Aim of the task: Give the count of lines in the data that include "angel", with no other words.

Entries shown:
%%
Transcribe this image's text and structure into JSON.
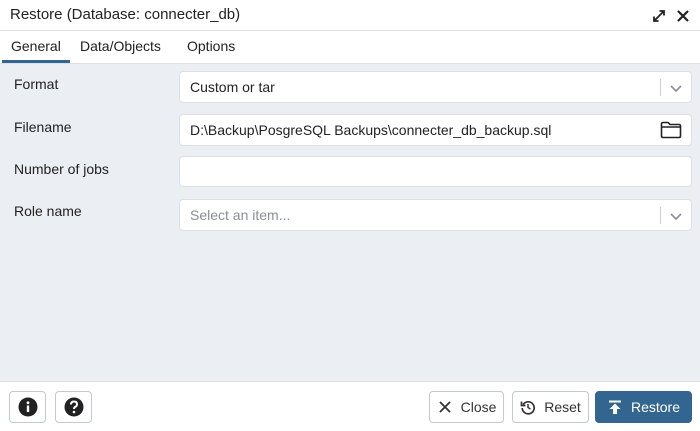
{
  "dialog": {
    "title": "Restore (Database: connecter_db)"
  },
  "tabs": [
    {
      "label": "General",
      "active": true
    },
    {
      "label": "Data/Objects",
      "active": false
    },
    {
      "label": "Options",
      "active": false
    }
  ],
  "form": {
    "format": {
      "label": "Format",
      "value": "Custom or tar"
    },
    "filename": {
      "label": "Filename",
      "value": "D:\\Backup\\PosgreSQL Backups\\connecter_db_backup.sql"
    },
    "jobs": {
      "label": "Number of jobs",
      "value": ""
    },
    "role": {
      "label": "Role name",
      "placeholder": "Select an item..."
    }
  },
  "footer": {
    "close_label": "Close",
    "reset_label": "Reset",
    "restore_label": "Restore"
  },
  "icons": {
    "expand": "expand-icon",
    "close": "close-icon",
    "info": "info-icon",
    "help": "help-icon",
    "folder": "folder-icon",
    "chevron": "chevron-down-icon",
    "reset": "reset-icon",
    "restore": "upload-icon"
  },
  "colors": {
    "accent": "#326690",
    "content_bg": "#ebeef3"
  }
}
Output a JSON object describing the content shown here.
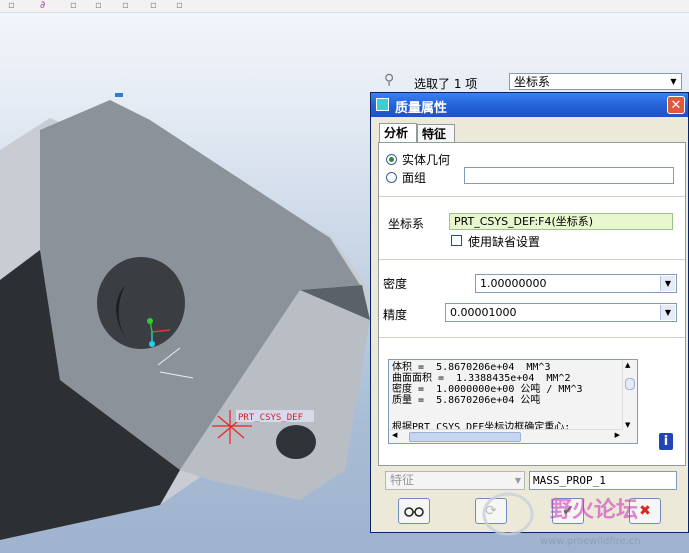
{
  "selection": {
    "status": "选取了 1 项",
    "filter": "坐标系"
  },
  "dialog": {
    "title": "质量属性",
    "tabs": [
      "分析",
      "特征"
    ],
    "geometry_option_solid": "实体几何",
    "geometry_option_quilt": "面组",
    "csys_label": "坐标系",
    "csys_value": "PRT_CSYS_DEF:F4(坐标系)",
    "use_default_label": "使用缺省设置",
    "density_label": "密度",
    "density_value": "1.00000000",
    "accuracy_label": "精度",
    "accuracy_value": "0.00001000",
    "results": [
      "体积 =  5.8670206e+04  MM^3",
      "曲面面积 =  1.3388435e+04  MM^2",
      "密度 =  1.0000000e+00 公吨 / MM^3",
      "质量 =  5.8670206e+04 公吨",
      "",
      "根据PRT_CSYS_DEF坐标边框确定重心:"
    ],
    "feature_combo": "特征",
    "feature_name": "MASS_PROP_1"
  },
  "model": {
    "csys_label": "PRT_CSYS_DEF"
  },
  "watermark": {
    "brand": "野火论坛",
    "url": "www.proewildfire.cn"
  },
  "colors": {
    "title_bar": "#2563d8",
    "csys_field": "#e8f7d0",
    "part": "#8c929a"
  }
}
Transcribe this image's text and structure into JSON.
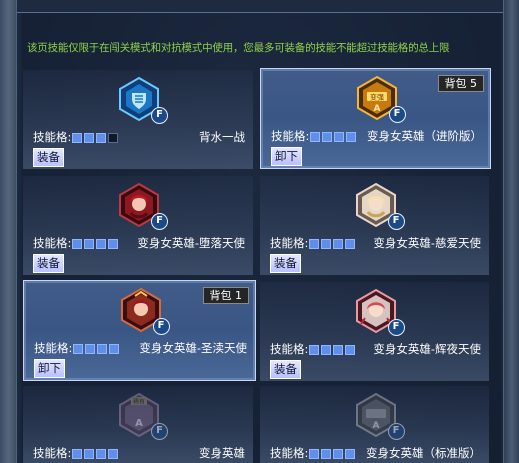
{
  "notice": "该页技能仅限于在闯关模式和对抗模式中使用，您最多可装备的技能不能超过技能格的总上限",
  "slot_label": "技能格:",
  "f_label": "F",
  "cards": [
    {
      "name": "背水一战",
      "slots_filled": 3,
      "slots_total": 4,
      "button": "装备",
      "selected": false,
      "icon": "shield-icon",
      "icon_text": ""
    },
    {
      "name": "变身女英雄（进阶版）",
      "slots_filled": 4,
      "slots_total": 4,
      "button": "卸下",
      "selected": true,
      "bag": "背包 5",
      "icon": "hero-advanced-icon",
      "icon_text": "变强"
    },
    {
      "name": "变身女英雄-堕落天使",
      "slots_filled": 4,
      "slots_total": 4,
      "button": "装备",
      "selected": false,
      "icon": "fallen-angel-portrait-icon",
      "icon_text": ""
    },
    {
      "name": "变身女英雄-慈爱天使",
      "slots_filled": 4,
      "slots_total": 4,
      "button": "装备",
      "selected": false,
      "icon": "loving-angel-portrait-icon",
      "icon_text": ""
    },
    {
      "name": "变身女英雄-圣渎天使",
      "slots_filled": 4,
      "slots_total": 4,
      "button": "卸下",
      "selected": true,
      "bag": "背包 1",
      "icon": "holy-angel-portrait-icon",
      "icon_text": ""
    },
    {
      "name": "变身女英雄-辉夜天使",
      "slots_filled": 4,
      "slots_total": 4,
      "button": "装备",
      "selected": false,
      "icon": "night-angel-portrait-icon",
      "icon_text": ""
    },
    {
      "name": "变身英雄",
      "slots_filled": 4,
      "slots_total": 4,
      "button": "",
      "selected": false,
      "icon": "hero-basic-icon",
      "icon_text": "稀有"
    },
    {
      "name": "变身女英雄（标准版）",
      "slots_filled": 4,
      "slots_total": 4,
      "button": "",
      "selected": false,
      "icon": "hero-standard-icon",
      "icon_text": ""
    }
  ]
}
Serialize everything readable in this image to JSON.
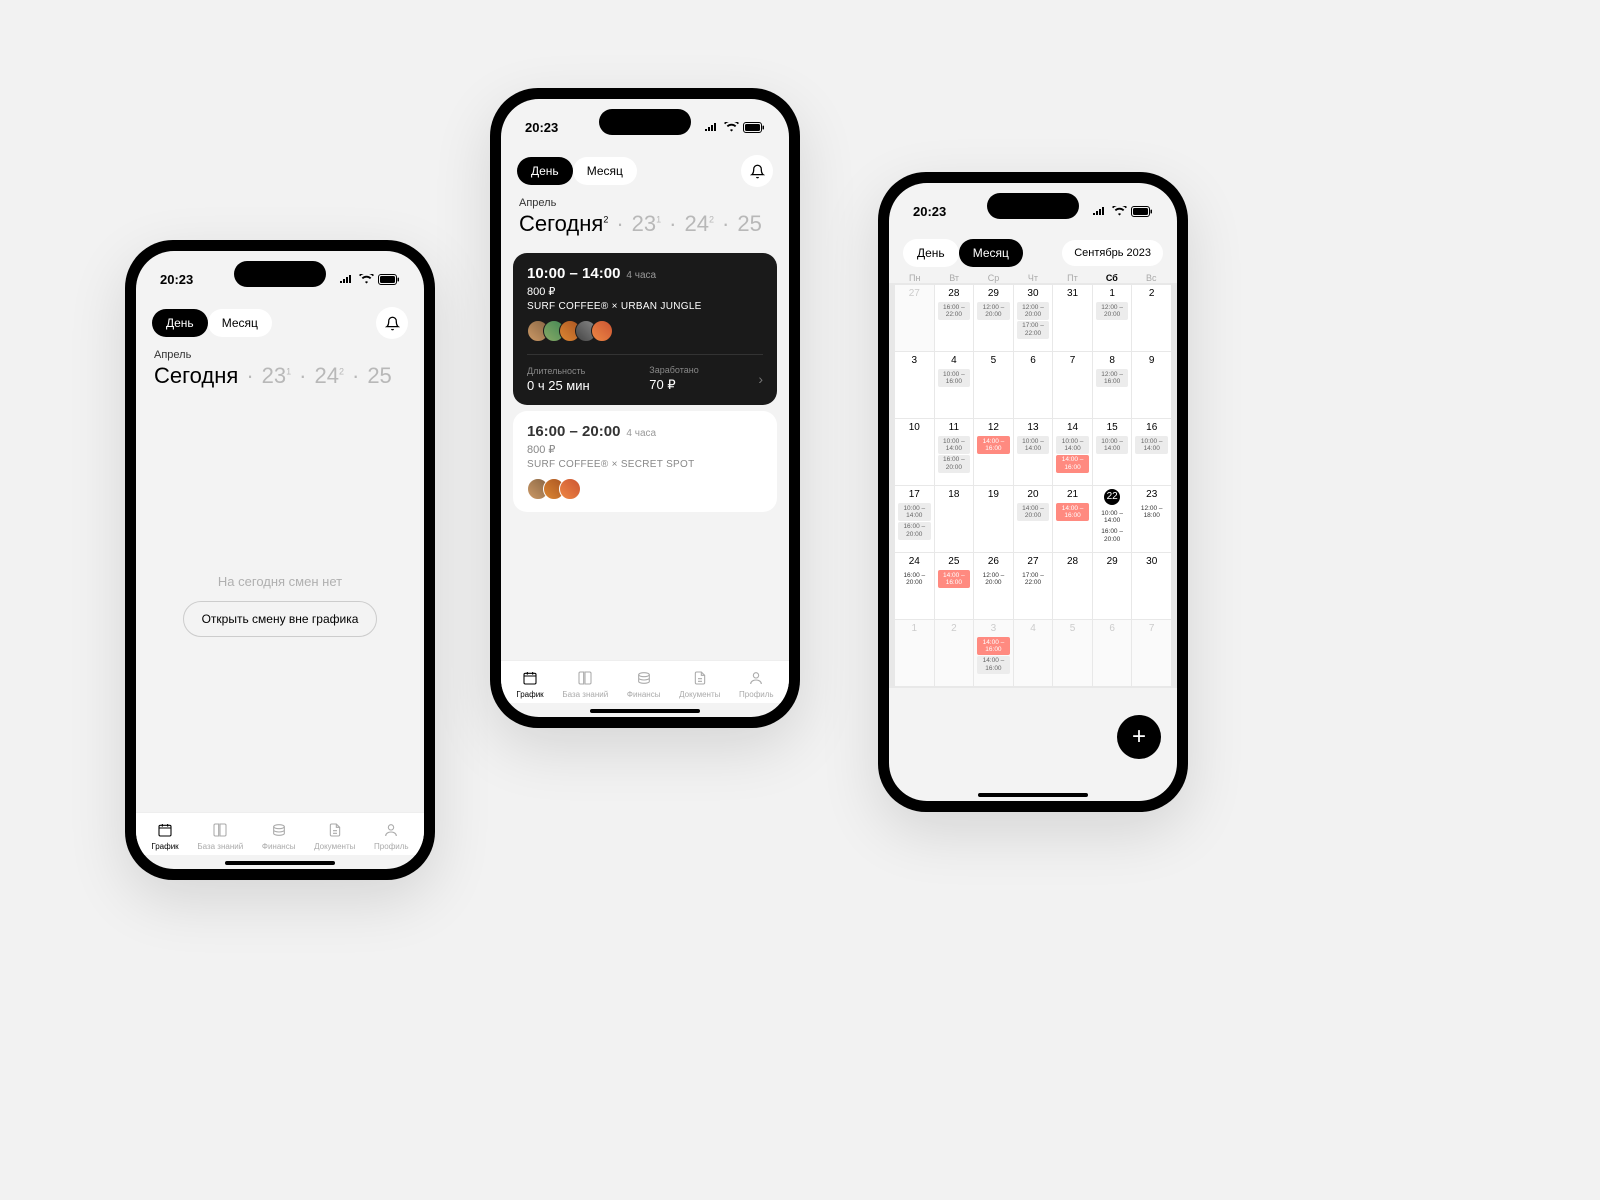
{
  "status": {
    "time": "20:23"
  },
  "toggle": {
    "day": "День",
    "month": "Месяц"
  },
  "phone1": {
    "month": "Апрель",
    "today": "Сегодня",
    "d23": "23",
    "d23s": "1",
    "d24": "24",
    "d24s": "2",
    "d25": "25",
    "empty": "На сегодня смен нет",
    "cta": "Открыть смену вне графика"
  },
  "phone2": {
    "month": "Апрель",
    "today": "Сегодня",
    "today_s": "2",
    "d23": "23",
    "d23s": "1",
    "d24": "24",
    "d24s": "2",
    "d25": "25",
    "shift1": {
      "time": "10:00 – 14:00",
      "dur": "4 часа",
      "pay": "800 ₽",
      "loc": "SURF COFFEE® × URBAN JUNGLE",
      "stats": {
        "dur_label": "Длительность",
        "dur_val": "0 ч 25 мин",
        "earn_label": "Заработано",
        "earn_val": "70 ₽"
      }
    },
    "shift2": {
      "time": "16:00 – 20:00",
      "dur": "4 часа",
      "pay": "800 ₽",
      "loc": "SURF COFFEE® × SECRET SPOT"
    }
  },
  "phone3": {
    "month_label": "Сентябрь 2023",
    "dow": [
      "Пн",
      "Вт",
      "Ср",
      "Чт",
      "Пт",
      "Сб",
      "Вс"
    ],
    "cells": [
      {
        "d": "27",
        "inactive": true
      },
      {
        "d": "28",
        "slots": [
          {
            "t": "16:00 – 22:00",
            "c": "gray"
          }
        ]
      },
      {
        "d": "29",
        "slots": [
          {
            "t": "12:00 – 20:00",
            "c": "gray"
          }
        ]
      },
      {
        "d": "30",
        "slots": [
          {
            "t": "12:00 – 20:00",
            "c": "gray"
          },
          {
            "t": "17:00 – 22:00",
            "c": "gray"
          }
        ]
      },
      {
        "d": "31"
      },
      {
        "d": "1",
        "slots": [
          {
            "t": "12:00 – 20:00",
            "c": "gray"
          }
        ]
      },
      {
        "d": "2"
      },
      {
        "d": "3"
      },
      {
        "d": "4",
        "slots": [
          {
            "t": "10:00 – 16:00",
            "c": "gray"
          }
        ]
      },
      {
        "d": "5"
      },
      {
        "d": "6"
      },
      {
        "d": "7"
      },
      {
        "d": "8",
        "slots": [
          {
            "t": "12:00 – 16:00",
            "c": "gray"
          }
        ]
      },
      {
        "d": "9"
      },
      {
        "d": "10"
      },
      {
        "d": "11",
        "slots": [
          {
            "t": "10:00 – 14:00",
            "c": "gray"
          },
          {
            "t": "16:00 – 20:00",
            "c": "gray"
          }
        ]
      },
      {
        "d": "12",
        "slots": [
          {
            "t": "14:00 – 16:00",
            "c": "red"
          }
        ]
      },
      {
        "d": "13",
        "slots": [
          {
            "t": "10:00 – 14:00",
            "c": "gray"
          }
        ]
      },
      {
        "d": "14",
        "slots": [
          {
            "t": "10:00 – 14:00",
            "c": "gray"
          },
          {
            "t": "14:00 – 16:00",
            "c": "red"
          }
        ]
      },
      {
        "d": "15",
        "slots": [
          {
            "t": "10:00 – 14:00",
            "c": "gray"
          }
        ]
      },
      {
        "d": "16",
        "slots": [
          {
            "t": "10:00 – 14:00",
            "c": "gray"
          }
        ]
      },
      {
        "d": "17",
        "slots": [
          {
            "t": "10:00 – 14:00",
            "c": "gray"
          },
          {
            "t": "16:00 – 20:00",
            "c": "gray"
          }
        ]
      },
      {
        "d": "18"
      },
      {
        "d": "19"
      },
      {
        "d": "20",
        "slots": [
          {
            "t": "14:00 – 20:00",
            "c": "gray"
          }
        ]
      },
      {
        "d": "21",
        "slots": [
          {
            "t": "14:00 – 16:00",
            "c": "red"
          }
        ]
      },
      {
        "d": "22",
        "today": true,
        "slots": [
          {
            "t": "10:00 – 14:00",
            "c": "plain"
          },
          {
            "t": "16:00 – 20:00",
            "c": "plain"
          }
        ]
      },
      {
        "d": "23",
        "slots": [
          {
            "t": "12:00 – 18:00",
            "c": "plain"
          }
        ]
      },
      {
        "d": "24",
        "slots": [
          {
            "t": "16:00 – 20:00",
            "c": "plain"
          }
        ]
      },
      {
        "d": "25",
        "slots": [
          {
            "t": "14:00 – 16:00",
            "c": "red"
          }
        ]
      },
      {
        "d": "26",
        "slots": [
          {
            "t": "12:00 – 20:00",
            "c": "plain"
          }
        ]
      },
      {
        "d": "27",
        "slots": [
          {
            "t": "17:00 – 22:00",
            "c": "plain"
          }
        ]
      },
      {
        "d": "28"
      },
      {
        "d": "29"
      },
      {
        "d": "30"
      },
      {
        "d": "1",
        "inactive": true
      },
      {
        "d": "2",
        "inactive": true
      },
      {
        "d": "3",
        "inactive": true,
        "slots": [
          {
            "t": "14:00 – 16:00",
            "c": "red"
          },
          {
            "t": "14:00 – 16:00",
            "c": "gray"
          }
        ]
      },
      {
        "d": "4",
        "inactive": true
      },
      {
        "d": "5",
        "inactive": true
      },
      {
        "d": "6",
        "inactive": true
      },
      {
        "d": "7",
        "inactive": true
      }
    ]
  },
  "tabs": [
    "График",
    "База знаний",
    "Финансы",
    "Документы",
    "Профиль"
  ]
}
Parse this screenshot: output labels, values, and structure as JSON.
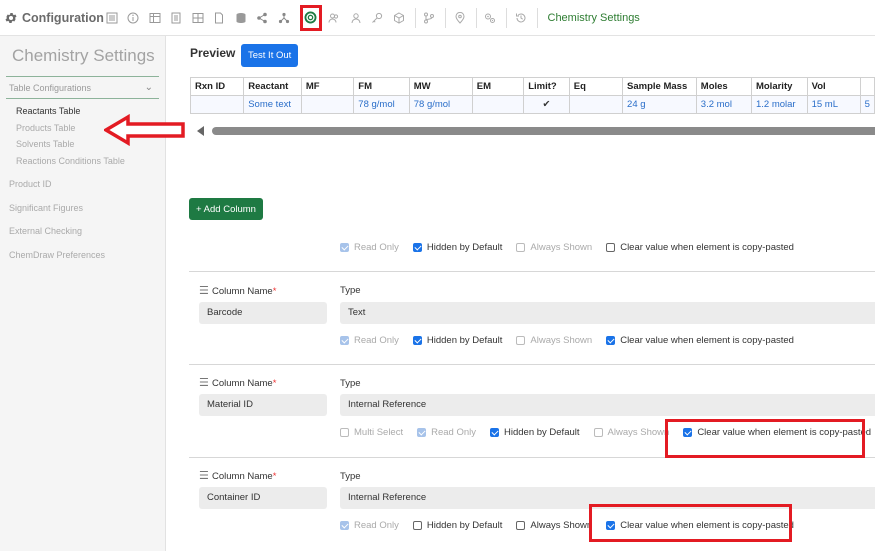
{
  "app": {
    "title": "Configuration",
    "breadcrumb": "Chemistry Settings"
  },
  "toolbar": {
    "icons": [
      "list-icon",
      "info-icon",
      "table-icon",
      "document-icon",
      "grid-icon",
      "file-icon",
      "database-icon",
      "share-icon",
      "network-icon",
      "chemistry-icon",
      "people-icon",
      "person-icon",
      "key-icon",
      "cube-icon",
      "branch-icon",
      "location-icon",
      "settings-icon",
      "history-icon"
    ]
  },
  "sidebar": {
    "title": "Chemistry Settings",
    "group_label": "Table Configurations",
    "group_items": [
      {
        "label": "Reactants Table",
        "active": true
      },
      {
        "label": "Products Table",
        "active": false
      },
      {
        "label": "Solvents Table",
        "active": false
      },
      {
        "label": "Reactions Conditions Table",
        "active": false
      }
    ],
    "links": [
      "Product ID",
      "Significant Figures",
      "External Checking",
      "ChemDraw Preferences"
    ]
  },
  "preview": {
    "title": "Preview",
    "test_button": "Test It Out",
    "columns": [
      "Rxn ID",
      "Reactant",
      "MF",
      "FM",
      "MW",
      "EM",
      "Limit?",
      "Eq",
      "Sample Mass",
      "Moles",
      "Molarity",
      "Vol",
      ""
    ],
    "row": [
      "",
      "Some text",
      "",
      "78 g/mol",
      "78 g/mol",
      "",
      "✔",
      "",
      "24 g",
      "3.2 mol",
      "1.2 molar",
      "15 mL",
      "5"
    ]
  },
  "add_column_button": "Add Column",
  "cards": [
    {
      "name_label": "Column Name",
      "name_value": "",
      "type_label": "Type",
      "type_value": "",
      "options": [
        {
          "label": "Read Only",
          "checked": true,
          "disabled": true
        },
        {
          "label": "Hidden by Default",
          "checked": true,
          "disabled": false
        },
        {
          "label": "Always Shown",
          "checked": false,
          "disabled": true
        },
        {
          "label": "Clear value when element is copy-pasted",
          "checked": false,
          "disabled": false
        }
      ]
    },
    {
      "name_label": "Column Name",
      "name_value": "Barcode",
      "type_label": "Type",
      "type_value": "Text",
      "options": [
        {
          "label": "Read Only",
          "checked": true,
          "disabled": true
        },
        {
          "label": "Hidden by Default",
          "checked": true,
          "disabled": false
        },
        {
          "label": "Always Shown",
          "checked": false,
          "disabled": true
        },
        {
          "label": "Clear value when element is copy-pasted",
          "checked": true,
          "disabled": false
        }
      ]
    },
    {
      "name_label": "Column Name",
      "name_value": "Material ID",
      "type_label": "Type",
      "type_value": "Internal Reference",
      "options": [
        {
          "label": "Multi Select",
          "checked": false,
          "disabled": true
        },
        {
          "label": "Read Only",
          "checked": true,
          "disabled": true
        },
        {
          "label": "Hidden by Default",
          "checked": true,
          "disabled": false
        },
        {
          "label": "Always Shown",
          "checked": false,
          "disabled": true
        },
        {
          "label": "Clear value when element is copy-pasted",
          "checked": true,
          "disabled": false
        }
      ]
    },
    {
      "name_label": "Column Name",
      "name_value": "Container ID",
      "type_label": "Type",
      "type_value": "Internal Reference",
      "options": [
        {
          "label": "Read Only",
          "checked": true,
          "disabled": true
        },
        {
          "label": "Hidden by Default",
          "checked": false,
          "disabled": false
        },
        {
          "label": "Always Shown",
          "checked": false,
          "disabled": false
        },
        {
          "label": "Clear value when element is copy-pasted",
          "checked": true,
          "disabled": false
        }
      ]
    }
  ],
  "colors": {
    "accent": "#1a73e8",
    "brand_green": "#2e7d32",
    "add_button": "#1e7a43",
    "annotation_red": "#e31b23"
  }
}
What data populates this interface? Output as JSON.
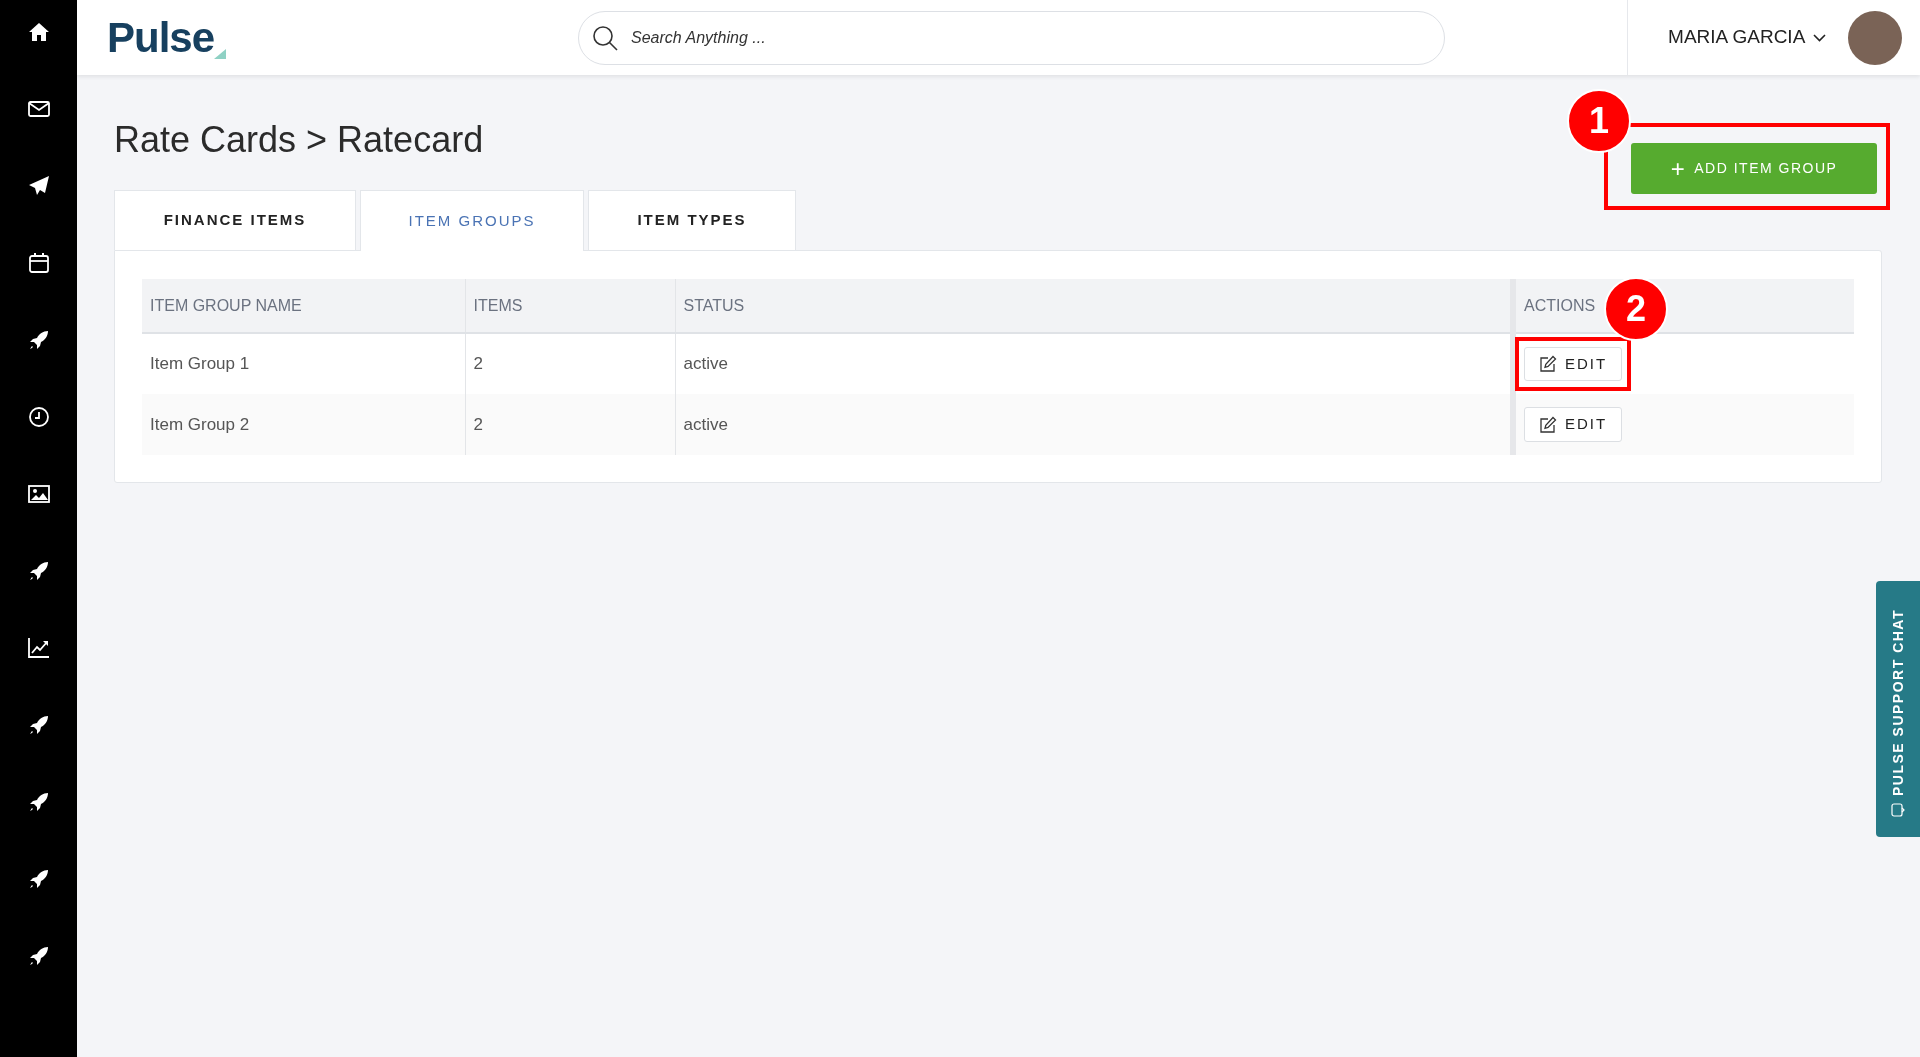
%%
Exercise result: 4